Problem requirements>
Extract each line of the records below that contains the word "this".

- - -

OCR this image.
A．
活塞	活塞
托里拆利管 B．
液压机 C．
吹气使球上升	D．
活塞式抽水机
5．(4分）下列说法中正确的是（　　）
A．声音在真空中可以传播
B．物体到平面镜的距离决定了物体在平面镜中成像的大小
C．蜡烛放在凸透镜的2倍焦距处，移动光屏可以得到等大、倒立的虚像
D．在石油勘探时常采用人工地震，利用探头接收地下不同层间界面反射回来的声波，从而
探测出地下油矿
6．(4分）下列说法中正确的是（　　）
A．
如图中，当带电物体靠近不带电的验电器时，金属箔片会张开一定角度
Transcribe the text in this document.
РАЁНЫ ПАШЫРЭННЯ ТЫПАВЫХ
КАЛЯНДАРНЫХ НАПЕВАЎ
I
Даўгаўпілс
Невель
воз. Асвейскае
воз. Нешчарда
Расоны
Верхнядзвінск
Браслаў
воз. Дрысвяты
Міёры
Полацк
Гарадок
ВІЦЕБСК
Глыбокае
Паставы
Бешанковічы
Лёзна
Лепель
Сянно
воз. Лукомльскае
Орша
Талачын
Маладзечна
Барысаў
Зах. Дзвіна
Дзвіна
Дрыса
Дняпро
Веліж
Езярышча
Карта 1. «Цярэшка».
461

- - -

Reply to the exercise>
OCR this image.
Transcribe the text in this document.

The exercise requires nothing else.